-------- Given records --------

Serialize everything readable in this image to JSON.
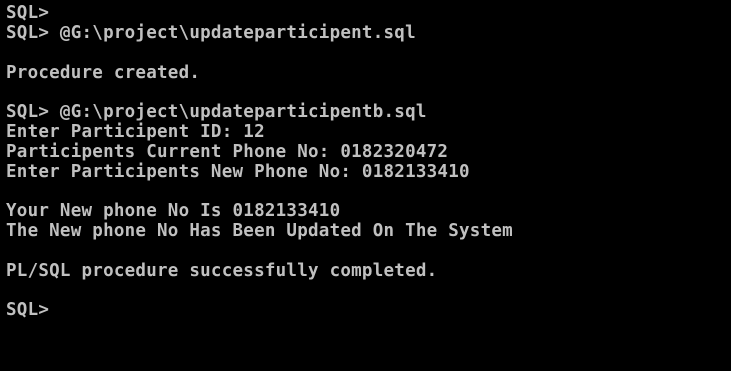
{
  "console": {
    "text_color": "#c0c0c0",
    "background_color": "#000000",
    "lines": [
      "SQL>",
      "SQL> @G:\\project\\updateparticipent.sql",
      "Procedure created.",
      "SQL> @G:\\project\\updateparticipentb.sql",
      "Enter Participent ID: 12",
      "Participents Current Phone No: 0182320472",
      "Enter Participents New Phone No: 0182133410",
      "Your New phone No Is 0182133410",
      "The New phone No Has Been Updated On The System",
      "PL/SQL procedure successfully completed.",
      "SQL>"
    ]
  }
}
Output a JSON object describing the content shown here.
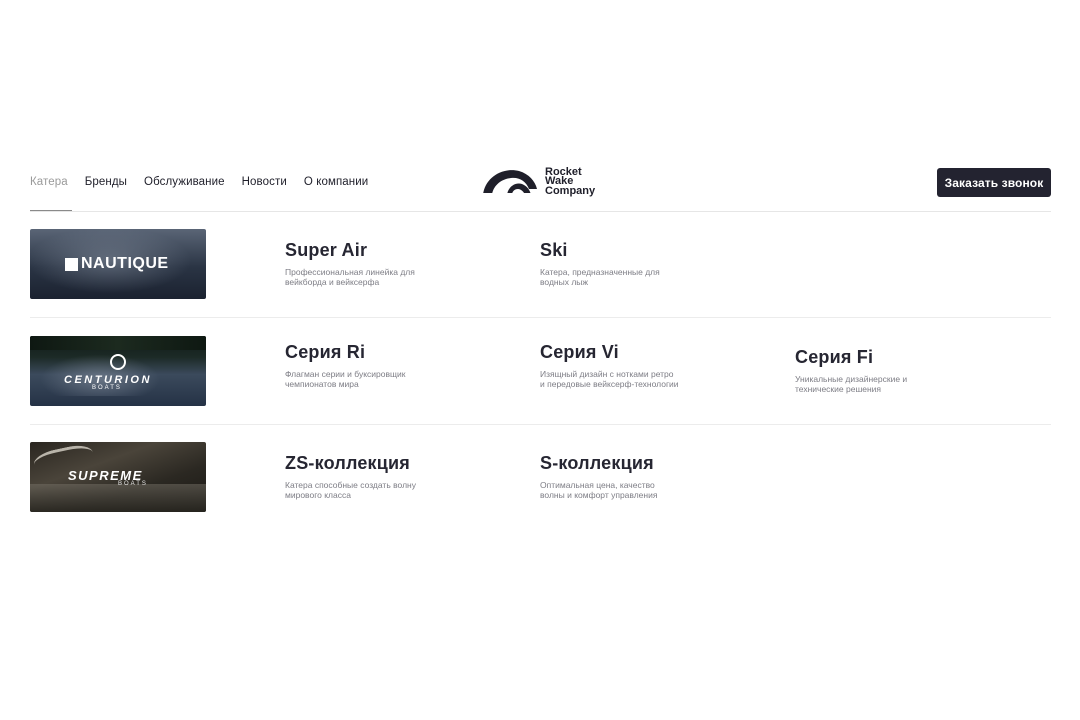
{
  "nav": {
    "items": [
      {
        "label": "Катера",
        "active": true
      },
      {
        "label": "Бренды",
        "active": false
      },
      {
        "label": "Обслуживание",
        "active": false
      },
      {
        "label": "Новости",
        "active": false
      },
      {
        "label": "О компании",
        "active": false
      }
    ]
  },
  "logo": {
    "line1": "Rocket",
    "line2": "Wake",
    "line3": "Company"
  },
  "cta": {
    "label": "Заказать звонок"
  },
  "brands": [
    {
      "logo_text": "NAUTIQUE",
      "series": [
        {
          "title": "Super Air",
          "desc": "Профессиональная линейка для вейкборда и вейксерфа"
        },
        {
          "title": "Ski",
          "desc": "Катера, предназначенные для водных лыж"
        }
      ]
    },
    {
      "logo_text": "CENTURION",
      "logo_sub": "BOATS",
      "series": [
        {
          "title": "Серия Ri",
          "desc": "Флагман серии и буксировщик чемпионатов мира"
        },
        {
          "title": "Серия Vi",
          "desc": "Изящный дизайн с нотками ретро и передовые вейксерф-технологии"
        },
        {
          "title": "Серия Fi",
          "desc": "Уникальные дизайнерские и технические решения"
        }
      ]
    },
    {
      "logo_text": "SUPREME",
      "logo_sub": "BOATS",
      "series": [
        {
          "title": "ZS-коллекция",
          "desc": "Катера способные создать волну мирового класса"
        },
        {
          "title": "S-коллекция",
          "desc": "Оптимальная цена, качество волны и комфорт управления"
        }
      ]
    }
  ],
  "colors": {
    "text_dark": "#1f1f2a",
    "cta_bg": "#232330",
    "muted": "#9a9a9a"
  }
}
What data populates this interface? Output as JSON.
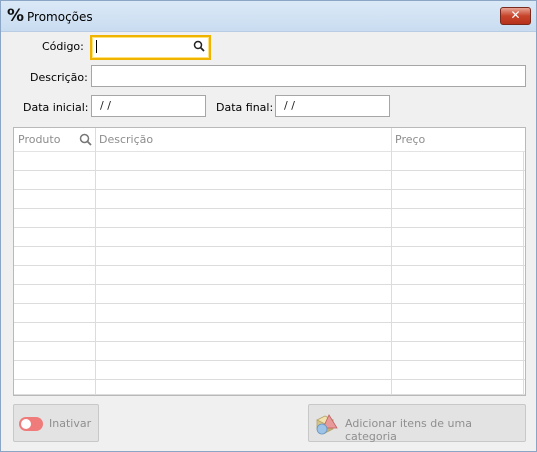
{
  "window": {
    "title": "Promoções",
    "title_icon": "percent-icon",
    "close_icon": "close-icon"
  },
  "form": {
    "codigo_label": "Código:",
    "codigo_value": "",
    "descricao_label": "Descrição:",
    "descricao_value": "",
    "data_inicial_label": "Data inicial:",
    "data_inicial_value": " /  /",
    "data_final_label": "Data final:",
    "data_final_value": " /  /"
  },
  "grid": {
    "columns": [
      "Produto",
      "Descrição",
      "Preço"
    ],
    "rows": []
  },
  "buttons": {
    "inativar": "Inativar",
    "adicionar_categoria": "Adicionar itens de uma categoria"
  },
  "colors": {
    "focus_border": "#f0b400",
    "toggle_off": "#f07b7b",
    "close_button": "#c7432a"
  }
}
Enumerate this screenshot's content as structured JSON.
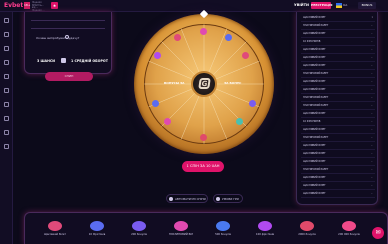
{
  "header": {
    "logo": "Evbet",
    "age_badge": "18+",
    "licence_text": "Ліцензія КРАІЛ №... від ... Ліцензія ...",
    "promo_icon": "star-icon",
    "login_label": "УВІЙТИ",
    "register_label": "РЕЄСТРАЦІЯ",
    "language": "UA",
    "bonus_label": "BONUS"
  },
  "stake_card": {
    "question": "Хочеш випробувати удачу?",
    "choice_chance": "3 ШАНСИ",
    "choice_medium": "1 СРЕДНІЙ ОБОРОТ",
    "stake_button": "СПИН"
  },
  "wheel": {
    "left_label": "БОНУСЫ ЗА",
    "right_label": "ЗА БОНУС"
  },
  "spin_button": "1 СПІН ЗА 10 UAH",
  "auto_button": "АВТОМАТИЧНІ СПІНИ",
  "rules_button": "УМОВИ ГРИ",
  "history": {
    "rows": [
      {
        "name": "ЩАСЛИВИЙ БІЛЕТ",
        "num": "1"
      },
      {
        "name": "ПЛАТИНОВИЙ БІЛЕТ",
        "num": "..."
      },
      {
        "name": "ЩАСЛИВИЙ БІЛЕТ",
        "num": "..."
      },
      {
        "name": "10 ФРІСПИНІВ",
        "num": "..."
      },
      {
        "name": "ЩАСЛИВИЙ БІЛЕТ",
        "num": "..."
      },
      {
        "name": "ЩАСЛИВИЙ БІЛЕТ",
        "num": "..."
      },
      {
        "name": "ЩАСЛИВИЙ БІЛЕТ",
        "num": "..."
      },
      {
        "name": "ПЛАТИНОВИЙ БІЛЕТ",
        "num": "..."
      },
      {
        "name": "ЩАСЛИВИЙ БІЛЕТ",
        "num": "..."
      },
      {
        "name": "ЩАСЛИВИЙ БІЛЕТ",
        "num": "..."
      },
      {
        "name": "ПЛАТИНОВИЙ БІЛЕТ",
        "num": "..."
      },
      {
        "name": "ПЛАТИНОВИЙ БІЛЕТ",
        "num": "..."
      },
      {
        "name": "ЩАСЛИВИЙ БІЛЕТ",
        "num": "..."
      },
      {
        "name": "10 ФРІСПИНІВ",
        "num": "..."
      },
      {
        "name": "ЩАСЛИВИЙ БІЛЕТ",
        "num": "..."
      },
      {
        "name": "ПЛАТИНОВИЙ БІЛЕТ",
        "num": "..."
      },
      {
        "name": "ЩАСЛИВИЙ БІЛЕТ",
        "num": "..."
      },
      {
        "name": "ЩАСЛИВИЙ БІЛЕТ",
        "num": "..."
      },
      {
        "name": "ЩАСЛИВИЙ БІЛЕТ",
        "num": "..."
      },
      {
        "name": "ПЛАТИНОВИЙ БІЛЕТ",
        "num": "..."
      },
      {
        "name": "ЩАСЛИВИЙ БІЛЕТ",
        "num": "..."
      },
      {
        "name": "ЩАСЛИВИЙ БІЛЕТ",
        "num": "..."
      },
      {
        "name": "ЩАСЛИВИЙ БІЛЕТ",
        "num": "..."
      }
    ]
  },
  "prizes": [
    {
      "label": "Щасливий білет",
      "color": "#e04a7a"
    },
    {
      "label": "10 Фріспінів",
      "color": "#5a6cf0"
    },
    {
      "label": "200 бонусів",
      "color": "#7a5cf0"
    },
    {
      "label": "ПЛАТИНОВИЙ БІЛ",
      "color": "#e04ab0"
    },
    {
      "label": "500 бонусів",
      "color": "#4a7af0"
    },
    {
      "label": "100 фріспінів",
      "color": "#b04af0"
    },
    {
      "label": "2000 бонусів",
      "color": "#e04a6a"
    },
    {
      "label": "200 000 бонусів",
      "color": "#f04a8a"
    }
  ],
  "colors": {
    "accent": "#e0136a",
    "wheel_gold": "#d89234",
    "background": "#0c0a1a"
  }
}
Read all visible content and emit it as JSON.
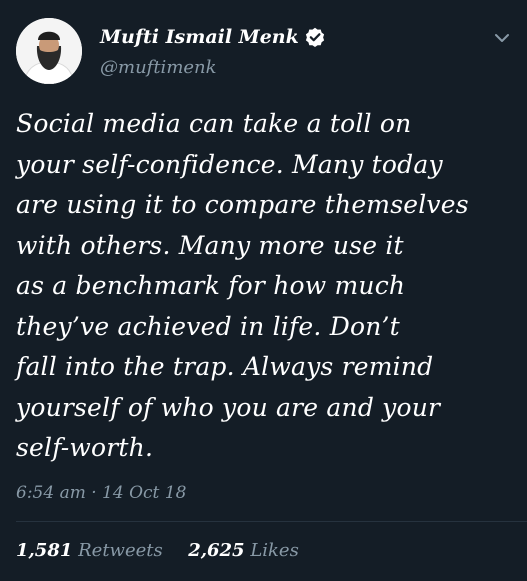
{
  "header": {
    "display_name": "Mufti Ismail Menk",
    "handle": "@muftimenk",
    "verified_icon": "verified-badge-icon",
    "menu_icon": "chevron-down-icon"
  },
  "tweet": {
    "lines": [
      "Social media can take a toll on",
      "your self-confidence. Many today",
      "are using it to compare themselves",
      "with others. Many more use it",
      "as a benchmark for how much",
      "they’ve achieved in life. Don’t",
      "fall into the trap.  Always remind",
      "yourself of who you are and your",
      "self-worth."
    ],
    "timestamp": "6:54 am · 14 Oct 18"
  },
  "stats": {
    "retweets_count": "1,581",
    "retweets_label": "Retweets",
    "likes_count": "2,625",
    "likes_label": "Likes"
  },
  "colors": {
    "background": "#141d26",
    "primary_text": "#ffffff",
    "secondary_text": "#8899a6"
  }
}
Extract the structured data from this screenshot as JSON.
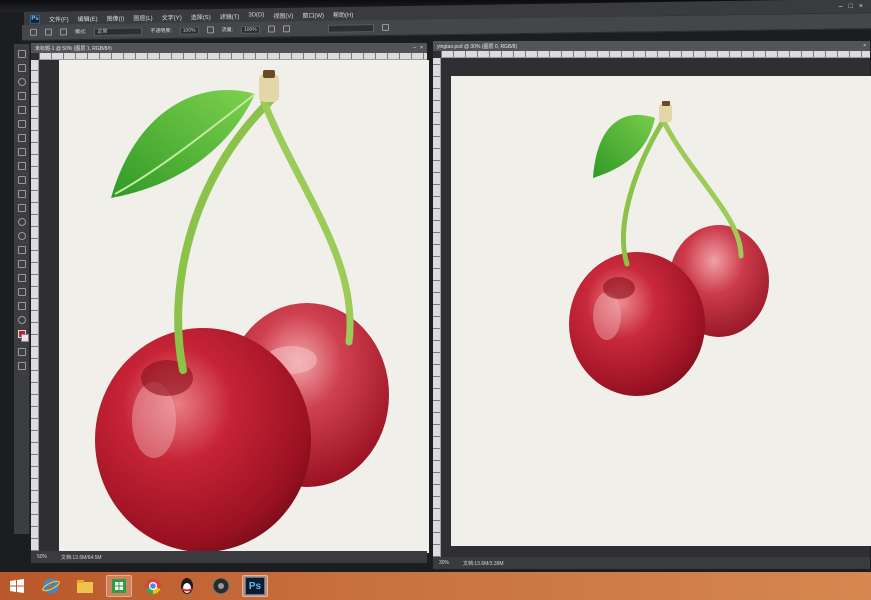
{
  "app": {
    "icon_label": "Ps",
    "menu": [
      "文件(F)",
      "编辑(E)",
      "图像(I)",
      "图层(L)",
      "文字(Y)",
      "选择(S)",
      "滤镜(T)",
      "3D(D)",
      "视图(V)",
      "窗口(W)",
      "帮助(H)"
    ],
    "window_controls": [
      "–",
      "□",
      "×"
    ]
  },
  "options_bar": {
    "mode_label": "模式:",
    "mode_value": "正常",
    "opacity_label": "不透明度:",
    "opacity_value": "100%",
    "flow_label": "流量:",
    "flow_value": "100%"
  },
  "documents": {
    "left": {
      "tab_title": "未标题-1 @ 50% (图层 1, RGB/8#)",
      "zoom": "50%",
      "doc_info": "文档:13.6M/64.5M"
    },
    "right": {
      "tab_title": "yingtao.psd @ 30% (图层 0, RGB/8)",
      "zoom": "30%",
      "doc_info": "文档:13.6M/3.39M"
    }
  },
  "icons": {
    "start": "windows-start-icon",
    "ie": "internet-explorer-icon",
    "explorer": "file-explorer-icon",
    "store": "store-icon",
    "browser": "chrome-icon",
    "qq": "qq-penguin-icon",
    "media": "media-player-icon",
    "ps": "photoshop-icon"
  },
  "taskbar": {
    "ps_label": "Ps"
  },
  "colors": {
    "foreground": "#c0202e",
    "background": "#e6e6e6",
    "cherry": "#b3142a",
    "leaf": "#48b030",
    "taskbar": "#c8703e"
  }
}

--------

# The problem
Go through the material and copy out every line with "коллекция" in it.

# Solution for this problem
          "title": "ZS-коллекция",
          "title": "S-коллекция",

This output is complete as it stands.